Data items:
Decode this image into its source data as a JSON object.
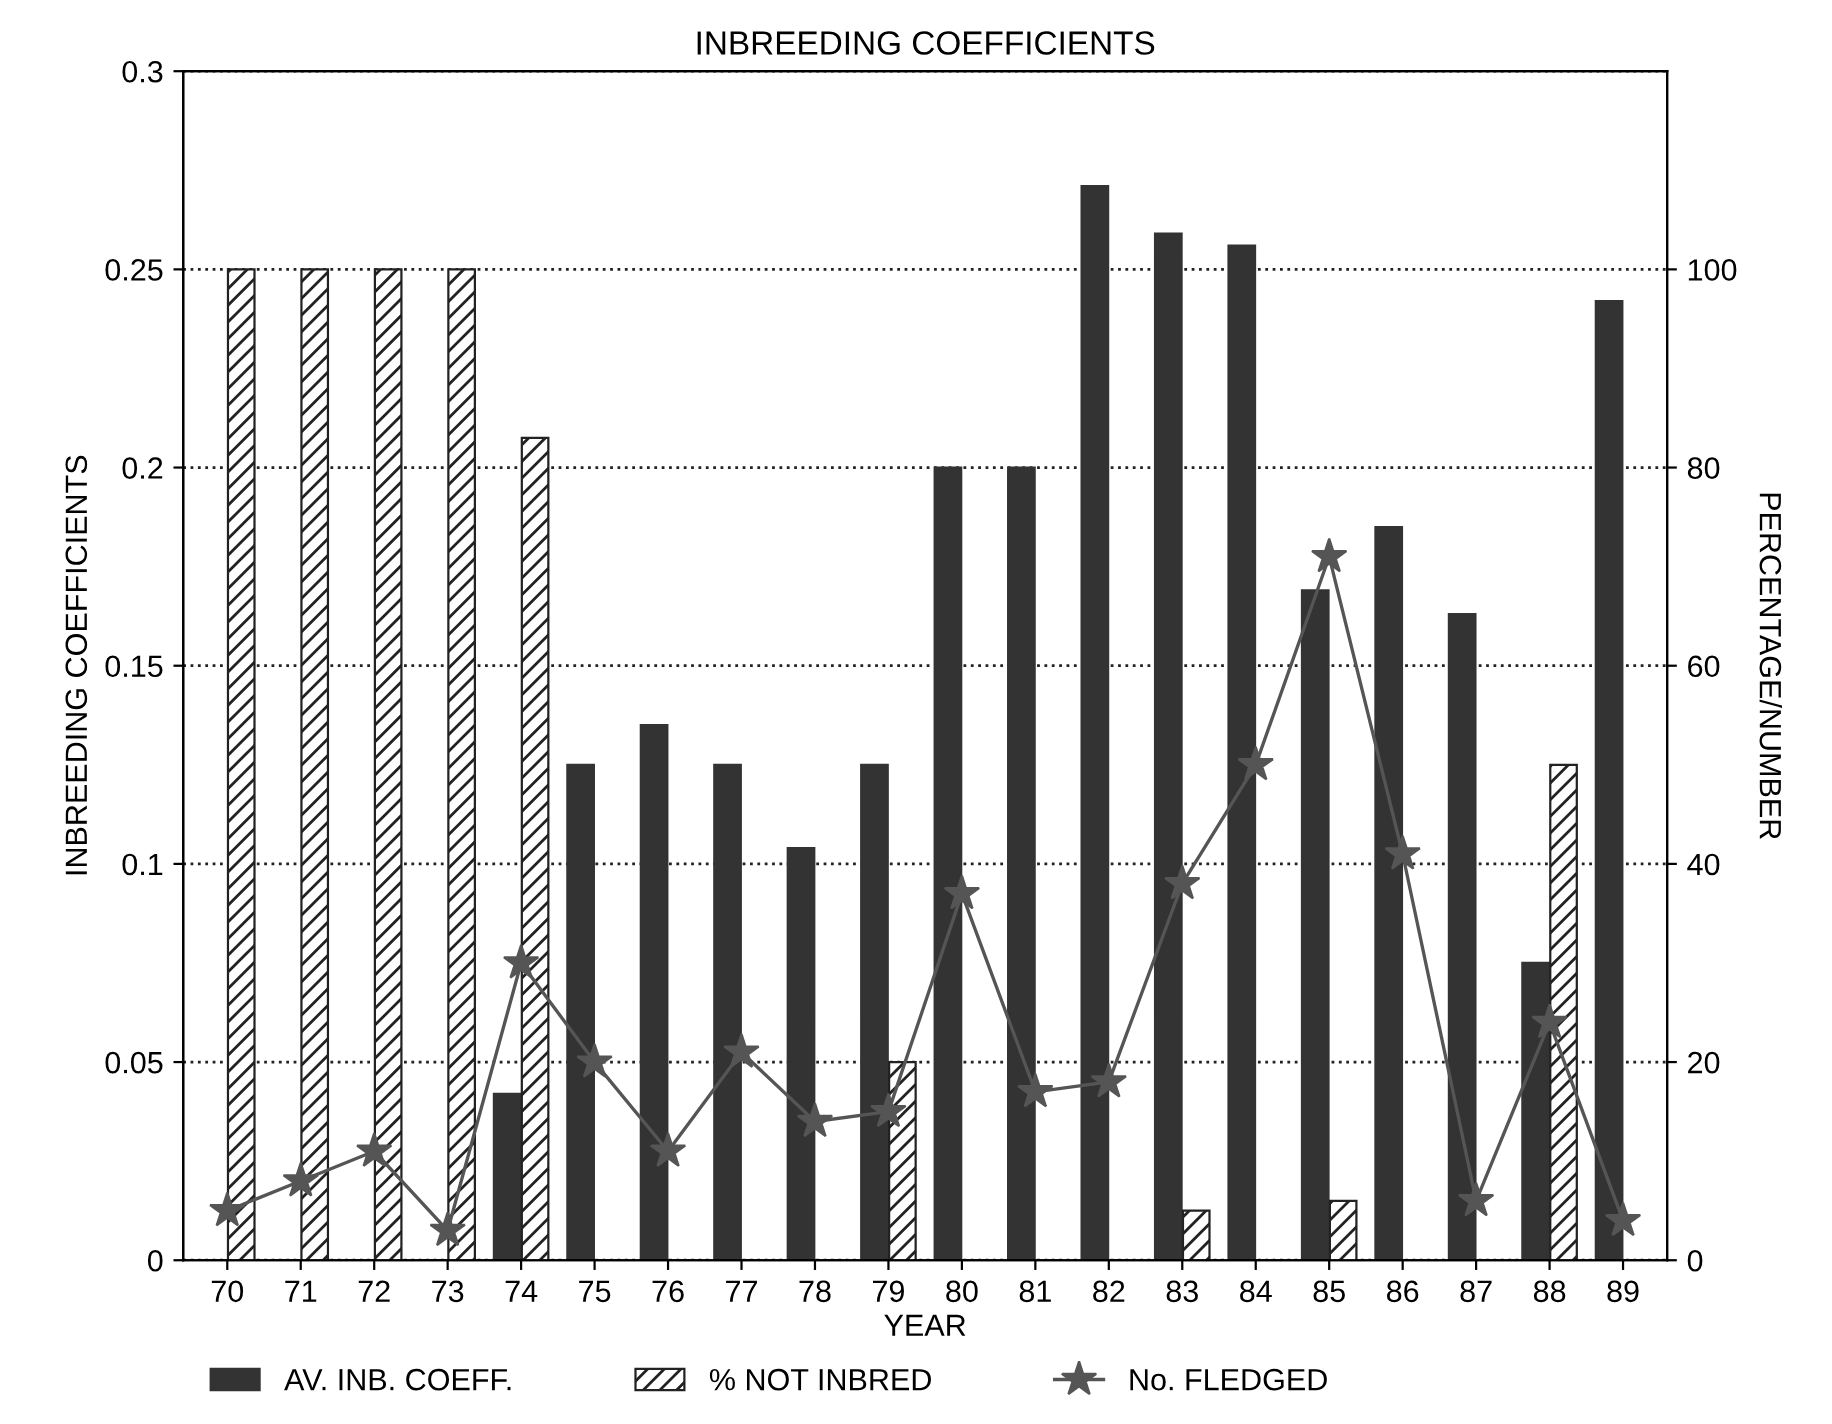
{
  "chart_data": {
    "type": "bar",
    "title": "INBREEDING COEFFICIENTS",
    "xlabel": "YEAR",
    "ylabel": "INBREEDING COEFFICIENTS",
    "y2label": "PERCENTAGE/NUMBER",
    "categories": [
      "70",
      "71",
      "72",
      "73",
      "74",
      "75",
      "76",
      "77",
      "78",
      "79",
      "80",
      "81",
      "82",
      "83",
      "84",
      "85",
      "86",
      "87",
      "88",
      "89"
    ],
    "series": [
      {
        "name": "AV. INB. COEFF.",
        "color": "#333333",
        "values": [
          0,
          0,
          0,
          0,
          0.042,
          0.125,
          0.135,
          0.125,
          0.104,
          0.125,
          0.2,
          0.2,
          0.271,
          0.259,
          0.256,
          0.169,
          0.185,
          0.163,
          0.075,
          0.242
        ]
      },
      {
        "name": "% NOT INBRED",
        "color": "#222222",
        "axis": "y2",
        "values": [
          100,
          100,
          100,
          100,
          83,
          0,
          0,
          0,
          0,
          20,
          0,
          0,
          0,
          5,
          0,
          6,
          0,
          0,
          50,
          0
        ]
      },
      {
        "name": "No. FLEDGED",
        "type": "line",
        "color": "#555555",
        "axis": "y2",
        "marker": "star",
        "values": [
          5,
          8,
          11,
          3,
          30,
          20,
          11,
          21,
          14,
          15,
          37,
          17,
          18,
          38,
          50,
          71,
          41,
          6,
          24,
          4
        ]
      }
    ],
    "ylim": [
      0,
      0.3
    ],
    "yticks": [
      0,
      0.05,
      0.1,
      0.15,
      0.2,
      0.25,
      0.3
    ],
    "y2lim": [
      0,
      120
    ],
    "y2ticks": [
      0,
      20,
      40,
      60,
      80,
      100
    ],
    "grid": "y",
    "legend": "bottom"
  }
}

| REQUIREMENT |
Write out the full listing verbatim, excluding its pictures.

| THE RESULT |
Decode this image into its source data as a JSON object.
{
  "chart_data": {
    "type": "bar",
    "title": "INBREEDING COEFFICIENTS",
    "xlabel": "YEAR",
    "ylabel": "INBREEDING COEFFICIENTS",
    "y2label": "PERCENTAGE/NUMBER",
    "categories": [
      "70",
      "71",
      "72",
      "73",
      "74",
      "75",
      "76",
      "77",
      "78",
      "79",
      "80",
      "81",
      "82",
      "83",
      "84",
      "85",
      "86",
      "87",
      "88",
      "89"
    ],
    "series": [
      {
        "name": "AV. INB. COEFF.",
        "color": "#333333",
        "values": [
          0,
          0,
          0,
          0,
          0.042,
          0.125,
          0.135,
          0.125,
          0.104,
          0.125,
          0.2,
          0.2,
          0.271,
          0.259,
          0.256,
          0.169,
          0.185,
          0.163,
          0.075,
          0.242
        ]
      },
      {
        "name": "% NOT INBRED",
        "color": "#222222",
        "axis": "y2",
        "values": [
          100,
          100,
          100,
          100,
          83,
          0,
          0,
          0,
          0,
          20,
          0,
          0,
          0,
          5,
          0,
          6,
          0,
          0,
          50,
          0
        ]
      },
      {
        "name": "No. FLEDGED",
        "type": "line",
        "color": "#555555",
        "axis": "y2",
        "marker": "star",
        "values": [
          5,
          8,
          11,
          3,
          30,
          20,
          11,
          21,
          14,
          15,
          37,
          17,
          18,
          38,
          50,
          71,
          41,
          6,
          24,
          4
        ]
      }
    ],
    "ylim": [
      0,
      0.3
    ],
    "yticks": [
      0,
      0.05,
      0.1,
      0.15,
      0.2,
      0.25,
      0.3
    ],
    "y2lim": [
      0,
      120
    ],
    "y2ticks": [
      0,
      20,
      40,
      60,
      80,
      100
    ],
    "grid": "y",
    "legend": "bottom"
  }
}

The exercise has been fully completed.